Requirement: Tally all lines containing the word "mixed". Give the number alone.

The records:
↓↓↓
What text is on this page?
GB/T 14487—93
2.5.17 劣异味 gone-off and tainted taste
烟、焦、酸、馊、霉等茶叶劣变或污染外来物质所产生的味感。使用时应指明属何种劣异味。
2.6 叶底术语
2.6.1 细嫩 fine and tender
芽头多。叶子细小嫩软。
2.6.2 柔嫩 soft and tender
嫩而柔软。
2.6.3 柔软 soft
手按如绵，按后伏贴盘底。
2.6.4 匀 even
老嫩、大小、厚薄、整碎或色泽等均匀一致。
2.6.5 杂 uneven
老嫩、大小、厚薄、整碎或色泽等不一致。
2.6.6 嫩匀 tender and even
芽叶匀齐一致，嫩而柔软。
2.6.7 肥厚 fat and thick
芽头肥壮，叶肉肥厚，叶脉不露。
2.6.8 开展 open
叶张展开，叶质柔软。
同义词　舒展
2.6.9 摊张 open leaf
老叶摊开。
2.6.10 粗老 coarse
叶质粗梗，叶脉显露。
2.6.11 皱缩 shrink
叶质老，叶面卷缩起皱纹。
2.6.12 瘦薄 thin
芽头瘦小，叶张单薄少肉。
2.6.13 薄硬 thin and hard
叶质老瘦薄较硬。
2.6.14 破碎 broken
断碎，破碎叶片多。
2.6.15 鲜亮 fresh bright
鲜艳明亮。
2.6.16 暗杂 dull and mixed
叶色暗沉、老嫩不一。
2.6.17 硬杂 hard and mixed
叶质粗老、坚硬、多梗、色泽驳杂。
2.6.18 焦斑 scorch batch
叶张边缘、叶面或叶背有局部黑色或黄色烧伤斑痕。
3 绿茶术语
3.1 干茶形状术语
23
↑↑↑
Task output: 2